**Aim**
Reproduce the entries word for word, and omit any picture you find in them.

[Data items]
━━━━━━━━━━

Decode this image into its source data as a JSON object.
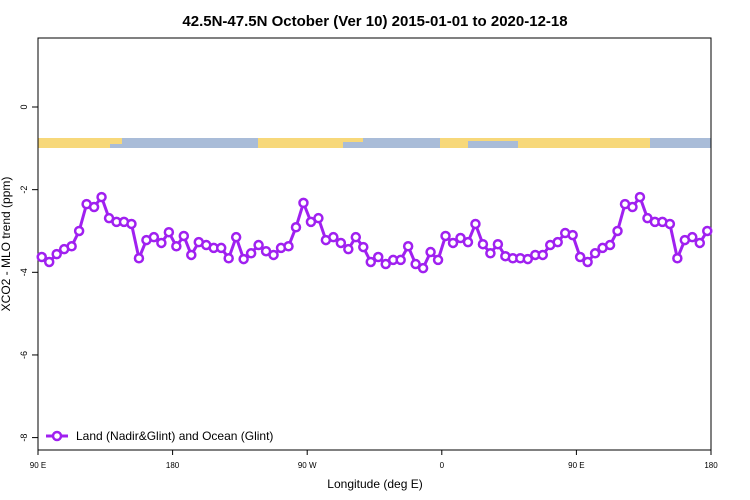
{
  "chart_data": {
    "type": "line",
    "title": "42.5N-47.5N October (Ver 10)   2015-01-01 to 2020-12-18",
    "x_label": "Longitude (deg E)",
    "y_label": "XCO2 - MLO trend (ppm)",
    "xlim": [
      90,
      540
    ],
    "xticks": [
      {
        "value": 90,
        "label": "90 E"
      },
      {
        "value": 180,
        "label": "180"
      },
      {
        "value": 270,
        "label": "90 W"
      },
      {
        "value": 360,
        "label": "0"
      },
      {
        "value": 450,
        "label": "90 E"
      },
      {
        "value": 540,
        "label": "180"
      }
    ],
    "ylim": [
      -8.3,
      1.67
    ],
    "yticks": [
      0,
      -2,
      -4,
      -6,
      -8
    ],
    "legend": "bottom-left",
    "x": [
      92.5,
      97.5,
      102.5,
      107.5,
      112.5,
      117.5,
      122.5,
      127.5,
      132.5,
      137.5,
      142.5,
      147.5,
      152.5,
      157.5,
      162.5,
      167.5,
      172.5,
      177.5,
      182.5,
      187.5,
      192.5,
      197.5,
      202.5,
      207.5,
      212.5,
      217.5,
      222.5,
      227.5,
      232.5,
      237.5,
      242.5,
      247.5,
      252.5,
      257.5,
      262.5,
      267.5,
      272.5,
      277.5,
      282.5,
      287.5,
      292.5,
      297.5,
      302.5,
      307.5,
      312.5,
      317.5,
      322.5,
      327.5,
      332.5,
      337.5,
      342.5,
      347.5,
      352.5,
      357.5,
      362.5,
      367.5,
      372.5,
      377.5,
      382.5,
      387.5,
      392.5,
      397.5,
      402.5,
      407.5,
      412.5,
      417.5,
      422.5,
      427.5,
      432.5,
      437.5,
      442.5,
      447.5,
      452.5,
      457.5,
      462.5,
      467.5,
      472.5,
      477.5,
      482.5,
      487.5,
      492.5,
      497.5,
      502.5,
      507.5,
      512.5,
      517.5,
      522.5,
      527.5,
      532.5,
      537.5
    ],
    "series": [
      {
        "name": "Land (Nadir&Glint) and Ocean (Glint)",
        "color": "#a020f0",
        "values": [
          -3.63,
          -3.75,
          -3.56,
          -3.44,
          -3.37,
          -3.0,
          -2.35,
          -2.42,
          -2.18,
          -2.69,
          -2.78,
          -2.78,
          -2.83,
          -3.66,
          -3.22,
          -3.15,
          -3.29,
          -3.03,
          -3.37,
          -3.12,
          -3.58,
          -3.27,
          -3.34,
          -3.41,
          -3.41,
          -3.66,
          -3.15,
          -3.68,
          -3.54,
          -3.34,
          -3.49,
          -3.58,
          -3.41,
          -3.37,
          -2.91,
          -2.32,
          -2.78,
          -2.69,
          -3.22,
          -3.15,
          -3.29,
          -3.44,
          -3.15,
          -3.39,
          -3.75,
          -3.63,
          -3.8,
          -3.7,
          -3.7,
          -3.37,
          -3.8,
          -3.9,
          -3.51,
          -3.7,
          -3.12,
          -3.29,
          -3.17,
          -3.27,
          -2.83,
          -3.32,
          -3.54,
          -3.32,
          -3.61,
          -3.66,
          -3.66,
          -3.68,
          -3.58,
          -3.58,
          -3.34,
          -3.27,
          -3.05,
          -3.1,
          -3.63,
          -3.75,
          -3.54,
          -3.41,
          -3.34,
          -3.0,
          -2.35,
          -2.42,
          -2.18,
          -2.69,
          -2.78,
          -2.78,
          -2.83,
          -3.66,
          -3.22,
          -3.15,
          -3.29,
          -3.0
        ]
      }
    ]
  }
}
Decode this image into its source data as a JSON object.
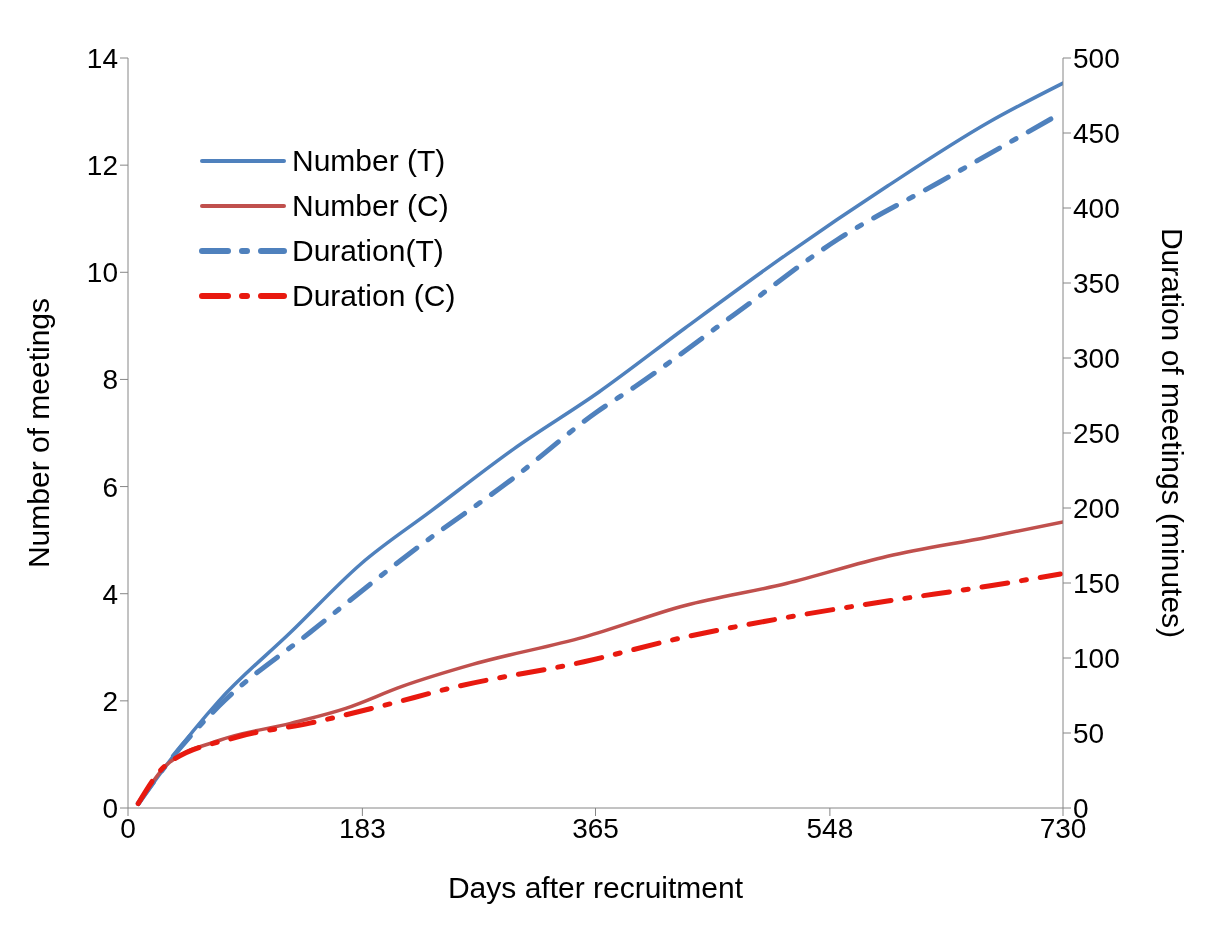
{
  "chart_data": {
    "type": "line",
    "xlabel": "Days after recruitment",
    "ylabel": "Number of meetings",
    "y2label": "Duration of meetings (minutes)",
    "xlim": [
      0,
      730
    ],
    "xticks": [
      0,
      183,
      365,
      548,
      730
    ],
    "ylim": [
      0,
      14
    ],
    "yticks": [
      0,
      2,
      4,
      6,
      8,
      10,
      12,
      14
    ],
    "y2lim": [
      0,
      500
    ],
    "y2ticks": [
      0,
      50,
      100,
      150,
      200,
      250,
      300,
      350,
      400,
      450,
      500
    ],
    "grid": false,
    "legend": "top left",
    "marker": "none",
    "series": [
      {
        "name": "Number (T)",
        "color": "#4f81bd",
        "line_style": "solid",
        "x": [
          8,
          30,
          71,
          127,
          182,
          237,
          301,
          368,
          435,
          514,
          593,
          672,
          730
        ],
        "values": [
          0.07,
          0.8,
          2.0,
          3.28,
          4.56,
          5.55,
          6.7,
          7.77,
          8.96,
          10.33,
          11.61,
          12.8,
          13.53
        ]
      },
      {
        "name": "Number (C)",
        "color": "#c0504d",
        "line_style": "solid",
        "x": [
          8,
          30,
          71,
          127,
          170,
          214,
          269,
          356,
          435,
          514,
          593,
          672,
          730
        ],
        "values": [
          0.07,
          0.8,
          1.26,
          1.58,
          1.86,
          2.27,
          2.68,
          3.19,
          3.78,
          4.19,
          4.7,
          5.06,
          5.34
        ]
      },
      {
        "name": "Duration(T)",
        "color": "#4f81bd",
        "line_style": "dashed",
        "axis": "y2",
        "x": [
          8,
          30,
          71,
          142,
          225,
          301,
          366,
          396,
          475,
          554,
          633,
          726
        ],
        "values": [
          3,
          28.8,
          68,
          117,
          173,
          220,
          264,
          281,
          330,
          379,
          417,
          462
        ]
      },
      {
        "name": "Duration (C)",
        "color": "#e8190f",
        "line_style": "dashed",
        "axis": "y2",
        "x": [
          8,
          30,
          83,
          142,
          198,
          257,
          356,
          435,
          514,
          593,
          672,
          728
        ],
        "values": [
          3,
          28.8,
          46.8,
          56.6,
          68,
          81,
          97.5,
          114,
          127,
          138,
          148,
          156
        ]
      }
    ]
  }
}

━━━━━━━━━━

**Final answer**
Decode this image into its source data as a JSON object.
{
  "chart_data": {
    "type": "line",
    "title": "42.5N-47.5N October (Ver 10)   2015-01-01 to 2020-12-18",
    "x_label": "Longitude (deg E)",
    "y_label": "XCO2 - MLO trend (ppm)",
    "xlim": [
      90,
      540
    ],
    "xticks": [
      {
        "value": 90,
        "label": "90 E"
      },
      {
        "value": 180,
        "label": "180"
      },
      {
        "value": 270,
        "label": "90 W"
      },
      {
        "value": 360,
        "label": "0"
      },
      {
        "value": 450,
        "label": "90 E"
      },
      {
        "value": 540,
        "label": "180"
      }
    ],
    "ylim": [
      -8.3,
      1.67
    ],
    "yticks": [
      0,
      -2,
      -4,
      -6,
      -8
    ],
    "legend": "bottom-left",
    "x": [
      92.5,
      97.5,
      102.5,
      107.5,
      112.5,
      117.5,
      122.5,
      127.5,
      132.5,
      137.5,
      142.5,
      147.5,
      152.5,
      157.5,
      162.5,
      167.5,
      172.5,
      177.5,
      182.5,
      187.5,
      192.5,
      197.5,
      202.5,
      207.5,
      212.5,
      217.5,
      222.5,
      227.5,
      232.5,
      237.5,
      242.5,
      247.5,
      252.5,
      257.5,
      262.5,
      267.5,
      272.5,
      277.5,
      282.5,
      287.5,
      292.5,
      297.5,
      302.5,
      307.5,
      312.5,
      317.5,
      322.5,
      327.5,
      332.5,
      337.5,
      342.5,
      347.5,
      352.5,
      357.5,
      362.5,
      367.5,
      372.5,
      377.5,
      382.5,
      387.5,
      392.5,
      397.5,
      402.5,
      407.5,
      412.5,
      417.5,
      422.5,
      427.5,
      432.5,
      437.5,
      442.5,
      447.5,
      452.5,
      457.5,
      462.5,
      467.5,
      472.5,
      477.5,
      482.5,
      487.5,
      492.5,
      497.5,
      502.5,
      507.5,
      512.5,
      517.5,
      522.5,
      527.5,
      532.5,
      537.5
    ],
    "series": [
      {
        "name": "Land (Nadir&Glint) and Ocean (Glint)",
        "color": "#a020f0",
        "values": [
          -3.63,
          -3.75,
          -3.56,
          -3.44,
          -3.37,
          -3.0,
          -2.35,
          -2.42,
          -2.18,
          -2.69,
          -2.78,
          -2.78,
          -2.83,
          -3.66,
          -3.22,
          -3.15,
          -3.29,
          -3.03,
          -3.37,
          -3.12,
          -3.58,
          -3.27,
          -3.34,
          -3.41,
          -3.41,
          -3.66,
          -3.15,
          -3.68,
          -3.54,
          -3.34,
          -3.49,
          -3.58,
          -3.41,
          -3.37,
          -2.91,
          -2.32,
          -2.78,
          -2.69,
          -3.22,
          -3.15,
          -3.29,
          -3.44,
          -3.15,
          -3.39,
          -3.75,
          -3.63,
          -3.8,
          -3.7,
          -3.7,
          -3.37,
          -3.8,
          -3.9,
          -3.51,
          -3.7,
          -3.12,
          -3.29,
          -3.17,
          -3.27,
          -2.83,
          -3.32,
          -3.54,
          -3.32,
          -3.61,
          -3.66,
          -3.66,
          -3.68,
          -3.58,
          -3.58,
          -3.34,
          -3.27,
          -3.05,
          -3.1,
          -3.63,
          -3.75,
          -3.54,
          -3.41,
          -3.34,
          -3.0,
          -2.35,
          -2.42,
          -2.18,
          -2.69,
          -2.78,
          -2.78,
          -2.83,
          -3.66,
          -3.22,
          -3.15,
          -3.29,
          -3.0
        ]
      }
    ]
  }
}
Decode this image into its source data as a JSON object.
{
  "chart_data": {
    "type": "line",
    "xlabel": "Days after recruitment",
    "ylabel": "Number of meetings",
    "y2label": "Duration of meetings (minutes)",
    "xlim": [
      0,
      730
    ],
    "xticks": [
      0,
      183,
      365,
      548,
      730
    ],
    "ylim": [
      0,
      14
    ],
    "yticks": [
      0,
      2,
      4,
      6,
      8,
      10,
      12,
      14
    ],
    "y2lim": [
      0,
      500
    ],
    "y2ticks": [
      0,
      50,
      100,
      150,
      200,
      250,
      300,
      350,
      400,
      450,
      500
    ],
    "grid": false,
    "legend": "top left",
    "marker": "none",
    "series": [
      {
        "name": "Number (T)",
        "color": "#4f81bd",
        "line_style": "solid",
        "x": [
          8,
          30,
          71,
          127,
          182,
          237,
          301,
          368,
          435,
          514,
          593,
          672,
          730
        ],
        "values": [
          0.07,
          0.8,
          2.0,
          3.28,
          4.56,
          5.55,
          6.7,
          7.77,
          8.96,
          10.33,
          11.61,
          12.8,
          13.53
        ]
      },
      {
        "name": "Number (C)",
        "color": "#c0504d",
        "line_style": "solid",
        "x": [
          8,
          30,
          71,
          127,
          170,
          214,
          269,
          356,
          435,
          514,
          593,
          672,
          730
        ],
        "values": [
          0.07,
          0.8,
          1.26,
          1.58,
          1.86,
          2.27,
          2.68,
          3.19,
          3.78,
          4.19,
          4.7,
          5.06,
          5.34
        ]
      },
      {
        "name": "Duration(T)",
        "color": "#4f81bd",
        "line_style": "dashed",
        "axis": "y2",
        "x": [
          8,
          30,
          71,
          142,
          225,
          301,
          366,
          396,
          475,
          554,
          633,
          726
        ],
        "values": [
          3,
          28.8,
          68,
          117,
          173,
          220,
          264,
          281,
          330,
          379,
          417,
          462
        ]
      },
      {
        "name": "Duration (C)",
        "color": "#e8190f",
        "line_style": "dashed",
        "axis": "y2",
        "x": [
          8,
          30,
          83,
          142,
          198,
          257,
          356,
          435,
          514,
          593,
          672,
          728
        ],
        "values": [
          3,
          28.8,
          46.8,
          56.6,
          68,
          81,
          97.5,
          114,
          127,
          138,
          148,
          156
        ]
      }
    ]
  }
}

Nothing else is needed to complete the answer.